> Short problem
Pick out the lines in the listing below that contain the word "What" and copy them.

# START OF Supplied records

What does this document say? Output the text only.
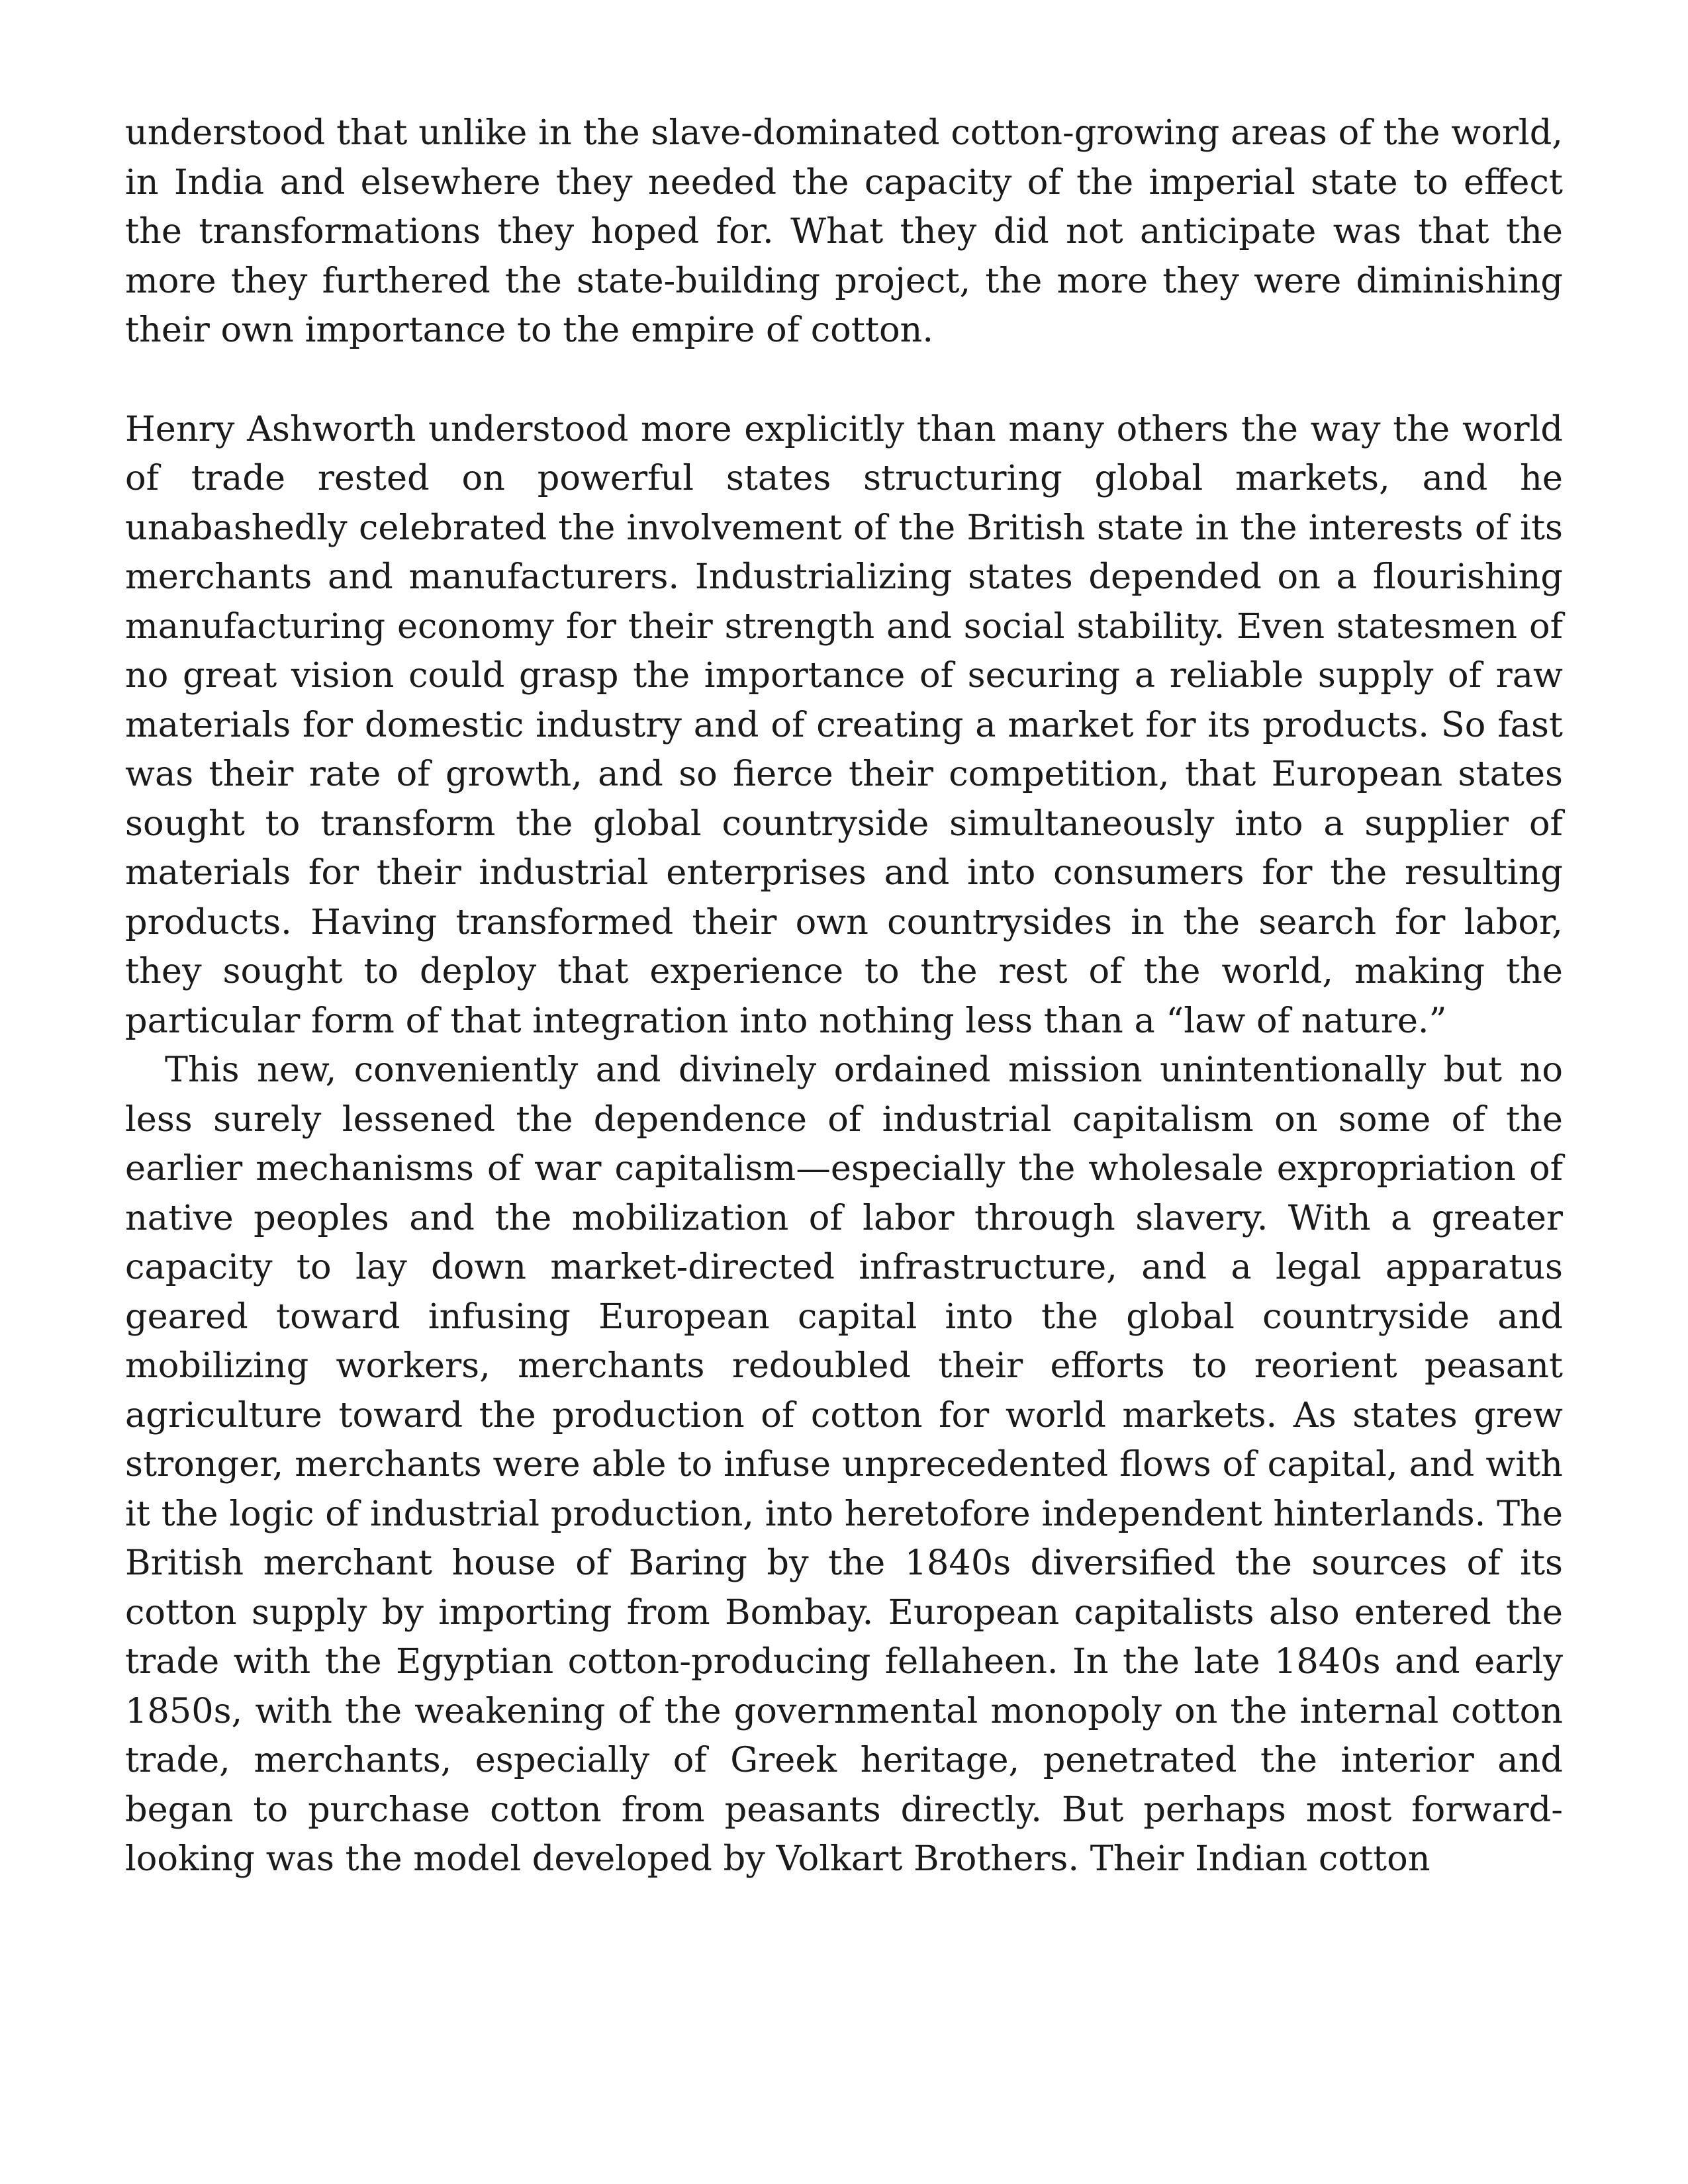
understood that unlike in the slave-dominated cotton-growing areas of the world, in India and elsewhere they needed the capacity of the imperial state to effect the transformations they hoped for. What they did not anticipate was that the more they furthered the state-building project, the more they were diminishing their own importance to the empire of cotton.

Henry Ashworth understood more explicitly than many others the way the world of trade rested on powerful states structuring global markets, and he unabashedly celebrated the involvement of the British state in the interests of its merchants and manufacturers. Industrializing states depended on a flourishing manufacturing economy for their strength and social stability. Even statesmen of no great vision could grasp the importance of securing a reliable supply of raw materials for domestic industry and of creating a market for its products. So fast was their rate of growth, and so fierce their competition, that European states sought to transform the global countryside simultaneously into a supplier of materials for their industrial enterprises and into consumers for the resulting products. Having transformed their own countrysides in the search for labor, they sought to deploy that experience to the rest of the world, making the particular form of that integration into nothing less than a “law of nature.”

This new, conveniently and divinely ordained mission unintentionally but no less surely lessened the dependence of industrial capitalism on some of the earlier mechanisms of war capitalism—especially the wholesale expropriation of native peoples and the mobilization of labor through slavery. With a greater capacity to lay down market-directed infrastructure, and a legal apparatus geared toward infusing European capital into the global countryside and mobilizing workers, merchants redoubled their efforts to reorient peasant agriculture toward the production of cotton for world markets. As states grew stronger, merchants were able to infuse unprecedented flows of capital, and with it the logic of industrial production, into heretofore independent hinterlands. The British merchant house of Baring by the 1840s diversified the sources of its cotton supply by importing from Bombay. European capitalists also entered the trade with the Egyptian cotton-producing fellaheen. In the late 1840s and early 1850s, with the weakening of the governmental monopoly on the internal cotton trade, merchants, especially of Greek heritage, penetrated the interior and began to purchase cotton from peasants directly. But perhaps most forward-looking was the model developed by Volkart Brothers. Their Indian cotton
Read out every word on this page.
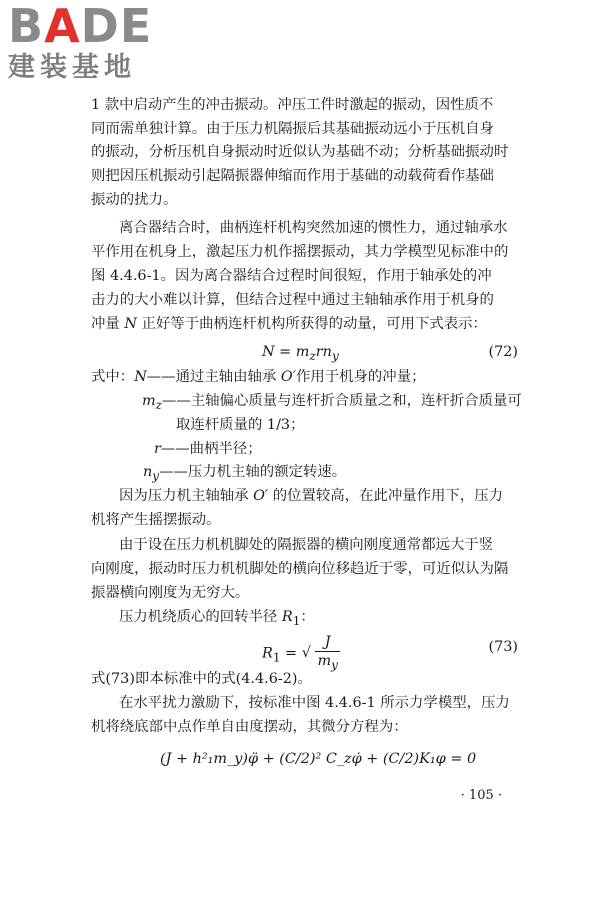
BADE
建装基地
1 款中启动产生的冲击振动。冲压工件时激起的振动，因性质不
同而需单独计算。由于压力机隔振后其基础振动远小于压机自身
的振动，分析压机自身振动时近似认为基础不动；分析基础振动时
则把因压机振动引起隔振器伸缩而作用于基础的动载荷看作基础
振动的扰力。
离合器结合时，曲柄连杆机构突然加速的惯性力，通过轴承水
平作用在机身上，激起压力机作摇摆振动，其力学模型见标准中的
图 4.4.6-1。因为离合器结合过程时间很短，作用于轴承处的冲
击力的大小难以计算，但结合过程中通过主轴轴承作用于机身的
冲量 N 正好等于曲柄连杆机构所获得的动量，可用下式表示：
$N = m_zrn_y$	(72)
式中：N——通过主轴由轴承 O′作用于机身的冲量；
$m_z——$主轴偏心质量与连杆折合质量之和，连杆折合质量可
取连杆质量的 1/3；
r——曲柄半径；
$n_y——$压力机主轴的额定转速。
因为压力机主轴轴承 O′ 的位置较高，在此冲量作用下，压力
机将产生摇摆振动。
由于设在压力机机脚处的隔振器的横向刚度通常都远大于竖
向刚度，振动时压力机机脚处的横向位移趋近于零，可近似认为隔
振器横向刚度为无穷大。
压力机绕质心的回转半径 $R_1$：
$R_1$ = √ $\frac{J}{m_y}$	(73)
式(73)即本标准中的式(4.4.6-2)。
在水平扰力激励下，按标准中图 4.4.6-1 所示力学模型，压力
机将绕底部中点作单自由度摆动，其微分方程为：
(J + h²₁m_y)φ̈ + (C/2)² C_zφ̇ + (C/2)K₁φ = 0
· 105 ·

# END OF Supplied records

> Result of the task
What does this document say? Output the text only.
understood that unlike in the slave-dominated cotton-growing areas of the world, in India and elsewhere they needed the capacity of the imperial state to effect the transformations they hoped for. What they did not anticipate was that the more they furthered the state-building project, the more they were diminishing their own importance to the empire of cotton.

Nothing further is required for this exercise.